### REQUIRED TASKS
(1) In the article on the National Museum of Beirut, how many Nigerians were selected to take part in the Study Abroad in Lebanon program?
(2) Please revise the article on the National Museum of Beirut, starting at the words "Profound cultural statements" and stopping after "awaits the visitor.", with "tours" changed to "visits".
(3) Extend the article on the National Museum of Beirut from the point where it stops.

### SELECTED EXTRACT
Preserving Beirut Museum’s Priceless Collection

As the world gradually recovers from the shuddering news of Brazil’s 200-year old National Museum in Rio, which was consumed by fire, the silver lining seems to rest in the National Museum of Beirut, Lebanon, for world’s preservation of arts andartefacts. Yinka Olatunbosun reports

The global media had saturated our screens with images of some members of the academic community in Rio weeping; some protesting after Brazil’s once enviable archive of 20 million pieces of artefacts representing Egypt, Greco-Roman periods and more were reduced to ruins in an inferno that razed down the 200-year-old National Museum.

But on the Eastern Mediterranean, the National Museum of Beirut holds a collection of magnificent historical pieces that represent the art forms across different world civilisations. Given the Brazil example, it was only natural to check the ceilings for smoke detectors on entry, which was a sort of visual assurance that the pieces on display are secured.

Though the museum offers no historical narrative, the recovered items articulated a tale of how the Lebanese had carefully documented history through the eclectic art forms and archeological details. Some of these pieces dated as far as the Persian, Hellenistic and Roman periods from big statues to tiny figurines.

Profound cultural statements are made through the arrangement of the reliefs and religious iconography spurred by Pharaoh’s gifts to city princes and by offerings to local gods.

With a view to discovering much of the archeological sculptures, the Wole Soyinka Foundation in collaboration with the Faculty of Humanities, Notre Dame University, as well as Cedars Institute, selected 10 Nigerians including journalists to experience the untold story of the place of Lebanon in World History through its annual Study Abroad in Lebanon (SAIL).

It is an initiative sponsored by Habib Jaafar. The visit to the National Museum was one in the series of tours across the country through the 12-day intensive programme.

Right on the first floor, a sprawling view to a darkened room awaits the visitor.

Usually, no one likes to be left alone in this particular room that houses the mummies of Assi El Hadith recovered from the Qadisha valley. They looked real and perhaps capable of triggering fear in anyone with either a very wild sense of imagination of resurrection or the thought of one of the mummies grabbing his shoulder on the way out of the room.

(Stored dataset items)
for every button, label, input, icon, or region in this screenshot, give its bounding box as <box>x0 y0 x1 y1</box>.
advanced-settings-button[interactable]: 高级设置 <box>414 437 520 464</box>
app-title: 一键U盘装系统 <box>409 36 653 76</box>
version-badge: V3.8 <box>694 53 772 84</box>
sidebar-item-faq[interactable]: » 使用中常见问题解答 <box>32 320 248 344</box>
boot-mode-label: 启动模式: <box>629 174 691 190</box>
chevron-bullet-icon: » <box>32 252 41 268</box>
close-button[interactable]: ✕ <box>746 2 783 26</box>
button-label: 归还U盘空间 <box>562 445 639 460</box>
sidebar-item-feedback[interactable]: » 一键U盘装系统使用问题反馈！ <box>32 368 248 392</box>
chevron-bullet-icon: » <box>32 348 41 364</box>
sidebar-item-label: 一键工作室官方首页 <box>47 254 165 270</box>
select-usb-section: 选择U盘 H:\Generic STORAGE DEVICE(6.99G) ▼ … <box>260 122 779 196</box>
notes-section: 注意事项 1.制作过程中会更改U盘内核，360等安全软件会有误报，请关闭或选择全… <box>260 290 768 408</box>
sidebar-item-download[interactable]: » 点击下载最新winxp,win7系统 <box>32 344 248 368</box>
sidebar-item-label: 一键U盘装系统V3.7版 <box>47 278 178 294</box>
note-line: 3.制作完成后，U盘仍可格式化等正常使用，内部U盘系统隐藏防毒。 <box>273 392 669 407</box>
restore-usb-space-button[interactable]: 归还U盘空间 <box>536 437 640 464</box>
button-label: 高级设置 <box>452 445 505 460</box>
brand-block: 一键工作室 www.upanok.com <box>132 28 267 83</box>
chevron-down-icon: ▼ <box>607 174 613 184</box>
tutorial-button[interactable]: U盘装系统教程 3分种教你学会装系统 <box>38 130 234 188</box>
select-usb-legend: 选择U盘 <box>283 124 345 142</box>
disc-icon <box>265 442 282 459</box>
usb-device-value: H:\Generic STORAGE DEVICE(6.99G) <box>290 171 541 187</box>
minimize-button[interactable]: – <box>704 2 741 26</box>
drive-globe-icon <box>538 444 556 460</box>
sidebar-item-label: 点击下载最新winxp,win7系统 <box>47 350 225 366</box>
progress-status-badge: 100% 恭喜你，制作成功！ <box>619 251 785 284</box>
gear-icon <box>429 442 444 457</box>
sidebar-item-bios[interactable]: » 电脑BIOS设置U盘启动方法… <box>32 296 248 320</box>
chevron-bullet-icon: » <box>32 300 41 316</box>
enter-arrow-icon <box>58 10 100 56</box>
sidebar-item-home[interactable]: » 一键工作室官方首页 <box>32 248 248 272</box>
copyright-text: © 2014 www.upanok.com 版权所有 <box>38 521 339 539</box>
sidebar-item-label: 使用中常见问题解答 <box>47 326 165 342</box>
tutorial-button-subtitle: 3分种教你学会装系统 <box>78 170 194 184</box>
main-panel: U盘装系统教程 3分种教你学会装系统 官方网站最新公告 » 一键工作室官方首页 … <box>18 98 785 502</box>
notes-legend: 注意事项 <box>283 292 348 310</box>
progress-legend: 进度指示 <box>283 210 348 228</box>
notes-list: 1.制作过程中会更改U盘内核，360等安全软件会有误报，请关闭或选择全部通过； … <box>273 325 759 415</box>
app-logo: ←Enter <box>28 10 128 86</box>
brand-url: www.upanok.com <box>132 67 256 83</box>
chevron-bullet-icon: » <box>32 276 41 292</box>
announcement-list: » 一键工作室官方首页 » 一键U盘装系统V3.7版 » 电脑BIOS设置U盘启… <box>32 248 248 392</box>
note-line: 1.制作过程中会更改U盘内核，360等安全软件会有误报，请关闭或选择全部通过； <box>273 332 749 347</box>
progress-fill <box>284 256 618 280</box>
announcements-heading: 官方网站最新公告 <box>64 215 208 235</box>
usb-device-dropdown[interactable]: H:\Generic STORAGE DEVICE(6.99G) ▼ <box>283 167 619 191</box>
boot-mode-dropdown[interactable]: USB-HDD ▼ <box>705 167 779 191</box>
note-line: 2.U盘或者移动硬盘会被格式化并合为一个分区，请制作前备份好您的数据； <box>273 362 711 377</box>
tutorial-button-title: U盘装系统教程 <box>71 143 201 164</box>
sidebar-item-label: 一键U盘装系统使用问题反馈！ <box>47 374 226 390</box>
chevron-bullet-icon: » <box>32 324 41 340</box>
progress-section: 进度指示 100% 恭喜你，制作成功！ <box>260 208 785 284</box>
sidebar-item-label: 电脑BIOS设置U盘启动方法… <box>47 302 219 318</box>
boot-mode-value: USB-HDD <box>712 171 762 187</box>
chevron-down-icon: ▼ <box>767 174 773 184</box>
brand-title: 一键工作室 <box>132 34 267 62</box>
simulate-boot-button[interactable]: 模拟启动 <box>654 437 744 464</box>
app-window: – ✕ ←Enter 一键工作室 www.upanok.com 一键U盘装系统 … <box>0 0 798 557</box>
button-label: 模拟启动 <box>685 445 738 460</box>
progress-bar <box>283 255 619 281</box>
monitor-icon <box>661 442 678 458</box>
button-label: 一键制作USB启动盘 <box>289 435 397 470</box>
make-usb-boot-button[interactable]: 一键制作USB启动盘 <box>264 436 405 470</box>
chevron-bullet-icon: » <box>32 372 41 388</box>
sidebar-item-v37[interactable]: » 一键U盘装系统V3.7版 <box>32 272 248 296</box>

### RESPONSES IN ORDER
(1) 10 Nigerians, including journalists.

(2)
Profound cultural statements are made through the arrangement of the reliefs and religious iconography spurred by Pharaoh’s gifts to city princes and by offerings to local gods.

With a view to discovering much of the archeological sculptures, the Wole Soyinka Foundation in collaboration with the Faculty of Humanities, Notre Dame University, as well as Cedars Institute, selected 10 Nigerians including journalists to experience the untold story of the place of Lebanon in World History through its annual Study Abroad in Lebanon (SAIL).

It is an initiative sponsored by Habib Jaafar. The visit to the National Museum was one in the series of visits across the country through the 12-day intensive programme.

Right on the first floor, a sprawling view to a darkened room awaits the visitor.

(3)
The tombstone of the Ottoman period was also seen in rectangular slabs with motifs ornamented with cypress andhyacinth stems, dating back to 18th century. In marble, there is the sarcophagus of the battles between the Greeks as well as the legend of Achilles.

Still at the Upper Gallery, a visitor will find the statuette of a god in bronze, figurines of gods and ex-votos wearing a helmet and a loincloth. Some of the masks derived from the Greek theatre masks were found on the east side of the top floor with grinning features typical of comedy or pathetic features that characterised the theatrics of the period.

Astarte is represented by the winged sphinx sculpture on each side of the theme while just ahead of the piece, there is a mosaic piece illustrating the abduction of Europe by Byblos found in 3rdcentury A.D. and a very large one, reasonably so, which depicts the Birth of Alexander, recovered from Baalbek. Other pieces include statues from the Roman period and funerary stele cast in limestone dating back to the Neolithic period.
And arguably, one of the most important cultural claims by the Lebanese to being instrumental to global literacy is embodied in the tablet containing the Phoenician inscriptions which represent the writing revolution in the 1st Millenium with the invention of 22 consonants in the alphabets.

On the economic plot to the Museum story, loads of souvenirs with some replicating the motifs or artefacts contribute to earning a return on this cultural investment by the state.

As all the world’s civilisations are preserved through this delightful collection in Beirut, it is expected that tourists and art connoisseurs find pleasure in situating a visit to this museum in future plans or be inclined to join the movement to echo the unbecoming state of our National Museum in Onikan, amongst other things.